___ Record list
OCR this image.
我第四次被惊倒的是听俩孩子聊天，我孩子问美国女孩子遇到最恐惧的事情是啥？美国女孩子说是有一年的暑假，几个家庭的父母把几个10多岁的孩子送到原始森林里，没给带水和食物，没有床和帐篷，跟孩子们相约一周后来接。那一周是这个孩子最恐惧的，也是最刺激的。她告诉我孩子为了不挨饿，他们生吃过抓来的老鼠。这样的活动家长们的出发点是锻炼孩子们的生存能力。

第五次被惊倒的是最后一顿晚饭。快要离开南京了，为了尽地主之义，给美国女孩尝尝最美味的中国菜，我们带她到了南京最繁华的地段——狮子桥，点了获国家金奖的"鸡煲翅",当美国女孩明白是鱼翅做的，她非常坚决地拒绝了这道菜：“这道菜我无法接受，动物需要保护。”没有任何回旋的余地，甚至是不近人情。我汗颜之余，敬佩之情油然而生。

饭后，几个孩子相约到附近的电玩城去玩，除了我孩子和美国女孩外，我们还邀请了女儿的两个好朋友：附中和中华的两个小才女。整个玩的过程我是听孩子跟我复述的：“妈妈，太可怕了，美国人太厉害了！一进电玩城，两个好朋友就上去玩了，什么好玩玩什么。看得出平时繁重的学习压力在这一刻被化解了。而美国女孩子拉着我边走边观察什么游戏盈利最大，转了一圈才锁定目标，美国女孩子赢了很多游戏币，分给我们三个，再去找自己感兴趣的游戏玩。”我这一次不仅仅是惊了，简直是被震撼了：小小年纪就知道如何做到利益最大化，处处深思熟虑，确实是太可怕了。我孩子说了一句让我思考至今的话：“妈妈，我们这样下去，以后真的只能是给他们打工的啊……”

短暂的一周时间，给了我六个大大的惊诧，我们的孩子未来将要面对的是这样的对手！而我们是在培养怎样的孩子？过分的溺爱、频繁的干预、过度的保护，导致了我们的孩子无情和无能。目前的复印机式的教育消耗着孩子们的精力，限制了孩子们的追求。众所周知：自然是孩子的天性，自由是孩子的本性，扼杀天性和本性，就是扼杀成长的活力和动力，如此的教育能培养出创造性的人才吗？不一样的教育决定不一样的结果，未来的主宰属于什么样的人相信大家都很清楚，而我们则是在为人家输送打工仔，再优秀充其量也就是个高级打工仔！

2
______
→ **Written problem**
Extract all the material, leaving every line as it is.

→ **Response to the exercise**
OCR this image.
我第四次被惊倒的是听俩孩子聊天，我孩子问美国女孩子遇到最恐惧的事情是啥？美国女孩子说是有一年的暑假，几个家庭的父母把几个10多岁的孩子送到原始森林里，没给带水和食物，没有床和帐篷，跟孩子们相约一周后来接。那一周是这个孩子最恐惧的，也是最刺激的。她告诉我孩子为了不挨饿，他们生吃过抓来的老鼠。这样的活动家长们的出发点是锻炼孩子们的生存能力。

第五次被惊倒的是最后一顿晚饭。快要离开南京了，为了尽地主之义，给美国女孩尝尝最美味的中国菜，我们带她到了南京最繁华的地段——狮子桥，点了获国家金奖的"鸡煲翅",当美国女孩明白是鱼翅做的，她非常坚决地拒绝了这道菜：“这道菜我无法接受，动物需要保护。”没有任何回旋的余地，甚至是不近人情。我汗颜之余，敬佩之情油然而生。

饭后，几个孩子相约到附近的电玩城去玩，除了我孩子和美国女孩外，我们还邀请了女儿的两个好朋友：附中和中华的两个小才女。整个玩的过程我是听孩子跟我复述的：“妈妈，太可怕了，美国人太厉害了！一进电玩城，两个好朋友就上去玩了，什么好玩玩什么。看得出平时繁重的学习压力在这一刻被化解了。而美国女孩子拉着我边走边观察什么游戏盈利最大，转了一圈才锁定目标，美国女孩子赢了很多游戏币，分给我们三个，再去找自己感兴趣的游戏玩。”我这一次不仅仅是惊了，简直是被震撼了：小小年纪就知道如何做到利益最大化，处处深思熟虑，确实是太可怕了。我孩子说了一句让我思考至今的话：“妈妈，我们这样下去，以后真的只能是给他们打工的啊……”

短暂的一周时间，给了我六个大大的惊诧，我们的孩子未来将要面对的是这样的对手！而我们是在培养怎样的孩子？过分的溺爱、频繁的干预、过度的保护，导致了我们的孩子无情和无能。目前的复印机式的教育消耗着孩子们的精力，限制了孩子们的追求。众所周知：自然是孩子的天性，自由是孩子的本性，扼杀天性和本性，就是扼杀成长的活力和动力，如此的教育能培养出创造性的人才吗？不一样的教育决定不一样的结果，未来的主宰属于什么样的人相信大家都很清楚，而我们则是在为人家输送打工仔，再优秀充其量也就是个高级打工仔！

2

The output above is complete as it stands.